── AVAILABLE RECORDS ──

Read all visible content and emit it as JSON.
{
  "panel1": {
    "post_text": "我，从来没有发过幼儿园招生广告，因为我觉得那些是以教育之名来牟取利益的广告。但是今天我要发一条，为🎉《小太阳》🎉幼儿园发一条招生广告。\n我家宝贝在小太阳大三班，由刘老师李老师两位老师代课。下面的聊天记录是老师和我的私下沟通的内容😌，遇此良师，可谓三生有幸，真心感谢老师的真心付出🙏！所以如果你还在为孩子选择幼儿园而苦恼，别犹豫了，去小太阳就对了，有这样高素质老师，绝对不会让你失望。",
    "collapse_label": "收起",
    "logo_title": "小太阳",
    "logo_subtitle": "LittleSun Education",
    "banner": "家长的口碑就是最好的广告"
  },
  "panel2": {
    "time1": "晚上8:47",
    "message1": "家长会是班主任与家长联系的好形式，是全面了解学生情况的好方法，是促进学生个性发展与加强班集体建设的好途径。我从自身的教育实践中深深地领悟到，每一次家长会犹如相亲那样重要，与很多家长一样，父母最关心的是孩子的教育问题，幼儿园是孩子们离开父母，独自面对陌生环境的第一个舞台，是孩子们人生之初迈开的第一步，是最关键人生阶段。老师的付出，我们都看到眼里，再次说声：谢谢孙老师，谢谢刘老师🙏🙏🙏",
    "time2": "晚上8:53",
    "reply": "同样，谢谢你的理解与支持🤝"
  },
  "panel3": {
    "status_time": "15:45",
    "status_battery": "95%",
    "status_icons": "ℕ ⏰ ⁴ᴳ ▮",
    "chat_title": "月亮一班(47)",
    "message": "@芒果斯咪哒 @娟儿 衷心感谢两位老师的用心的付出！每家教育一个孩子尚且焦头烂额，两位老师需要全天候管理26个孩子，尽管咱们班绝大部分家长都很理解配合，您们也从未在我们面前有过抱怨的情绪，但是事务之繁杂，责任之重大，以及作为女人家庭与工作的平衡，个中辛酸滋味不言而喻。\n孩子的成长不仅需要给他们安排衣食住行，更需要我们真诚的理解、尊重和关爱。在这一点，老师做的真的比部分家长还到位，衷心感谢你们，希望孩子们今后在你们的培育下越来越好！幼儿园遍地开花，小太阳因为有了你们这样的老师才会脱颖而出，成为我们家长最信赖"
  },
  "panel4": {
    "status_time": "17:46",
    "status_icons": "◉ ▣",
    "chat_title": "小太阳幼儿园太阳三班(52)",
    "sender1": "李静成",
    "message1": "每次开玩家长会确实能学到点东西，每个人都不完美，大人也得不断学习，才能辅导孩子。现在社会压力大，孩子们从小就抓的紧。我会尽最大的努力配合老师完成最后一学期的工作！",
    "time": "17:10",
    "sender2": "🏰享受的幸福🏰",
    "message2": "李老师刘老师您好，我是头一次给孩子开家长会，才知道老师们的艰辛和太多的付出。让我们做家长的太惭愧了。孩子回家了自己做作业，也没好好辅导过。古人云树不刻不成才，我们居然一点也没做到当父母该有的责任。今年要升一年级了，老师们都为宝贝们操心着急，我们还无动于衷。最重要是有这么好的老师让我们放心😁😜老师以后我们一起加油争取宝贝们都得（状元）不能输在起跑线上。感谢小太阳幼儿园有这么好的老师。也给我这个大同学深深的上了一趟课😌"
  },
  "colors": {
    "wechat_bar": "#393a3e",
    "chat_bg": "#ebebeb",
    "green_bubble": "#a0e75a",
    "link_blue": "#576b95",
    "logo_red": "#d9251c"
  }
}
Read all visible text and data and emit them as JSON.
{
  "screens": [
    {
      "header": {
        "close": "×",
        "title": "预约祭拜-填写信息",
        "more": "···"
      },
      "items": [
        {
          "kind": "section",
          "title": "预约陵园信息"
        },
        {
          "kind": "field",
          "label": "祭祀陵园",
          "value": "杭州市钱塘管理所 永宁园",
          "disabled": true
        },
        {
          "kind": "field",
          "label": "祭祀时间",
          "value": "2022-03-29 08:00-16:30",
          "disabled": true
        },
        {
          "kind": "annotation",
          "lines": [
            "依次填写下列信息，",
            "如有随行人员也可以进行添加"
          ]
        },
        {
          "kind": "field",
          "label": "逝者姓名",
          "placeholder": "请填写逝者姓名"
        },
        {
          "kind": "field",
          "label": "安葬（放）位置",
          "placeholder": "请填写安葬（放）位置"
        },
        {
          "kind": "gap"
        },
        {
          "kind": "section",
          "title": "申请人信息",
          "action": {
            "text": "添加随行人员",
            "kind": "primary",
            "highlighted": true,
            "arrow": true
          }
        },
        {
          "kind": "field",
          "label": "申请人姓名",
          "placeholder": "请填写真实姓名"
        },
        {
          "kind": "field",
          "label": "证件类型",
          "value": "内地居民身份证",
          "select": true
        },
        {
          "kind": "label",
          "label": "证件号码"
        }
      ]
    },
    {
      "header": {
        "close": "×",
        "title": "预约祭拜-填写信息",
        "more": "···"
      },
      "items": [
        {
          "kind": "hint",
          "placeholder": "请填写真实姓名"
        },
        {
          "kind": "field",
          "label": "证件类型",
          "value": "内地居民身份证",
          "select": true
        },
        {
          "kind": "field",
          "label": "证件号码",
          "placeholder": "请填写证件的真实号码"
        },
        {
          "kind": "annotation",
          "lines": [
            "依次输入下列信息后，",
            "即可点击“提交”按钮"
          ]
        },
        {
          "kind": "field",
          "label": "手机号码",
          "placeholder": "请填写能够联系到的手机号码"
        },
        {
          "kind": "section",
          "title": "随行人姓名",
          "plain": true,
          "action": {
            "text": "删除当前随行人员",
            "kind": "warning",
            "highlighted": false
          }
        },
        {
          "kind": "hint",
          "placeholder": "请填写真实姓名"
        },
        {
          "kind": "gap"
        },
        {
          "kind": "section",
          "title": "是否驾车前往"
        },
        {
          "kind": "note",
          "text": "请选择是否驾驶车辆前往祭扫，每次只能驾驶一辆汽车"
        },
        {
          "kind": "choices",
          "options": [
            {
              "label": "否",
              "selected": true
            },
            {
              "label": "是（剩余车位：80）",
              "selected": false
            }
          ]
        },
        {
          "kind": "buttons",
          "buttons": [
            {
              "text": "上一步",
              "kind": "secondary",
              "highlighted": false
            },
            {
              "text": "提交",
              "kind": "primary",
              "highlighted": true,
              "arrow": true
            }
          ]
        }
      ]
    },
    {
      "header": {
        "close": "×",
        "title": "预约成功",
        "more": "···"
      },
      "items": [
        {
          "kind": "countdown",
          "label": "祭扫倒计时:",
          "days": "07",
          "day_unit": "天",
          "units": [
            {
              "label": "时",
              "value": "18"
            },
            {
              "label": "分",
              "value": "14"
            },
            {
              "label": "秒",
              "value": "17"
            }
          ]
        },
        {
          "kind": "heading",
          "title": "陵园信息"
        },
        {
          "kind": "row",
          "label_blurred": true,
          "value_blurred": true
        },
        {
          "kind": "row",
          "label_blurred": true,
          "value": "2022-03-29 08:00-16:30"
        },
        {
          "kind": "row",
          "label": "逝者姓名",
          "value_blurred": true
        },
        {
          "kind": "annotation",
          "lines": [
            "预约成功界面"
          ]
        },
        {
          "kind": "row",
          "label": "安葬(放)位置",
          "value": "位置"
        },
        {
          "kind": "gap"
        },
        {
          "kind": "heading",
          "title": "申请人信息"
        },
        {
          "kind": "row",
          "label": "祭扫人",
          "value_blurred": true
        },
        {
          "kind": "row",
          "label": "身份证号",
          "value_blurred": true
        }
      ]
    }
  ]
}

───

AIM –
Consider the entries above and return each line with the string "emit".

TASK OUTPUT –
Read all visible content and emit it as JSON.
Read all visible text and data and emit them as JSON.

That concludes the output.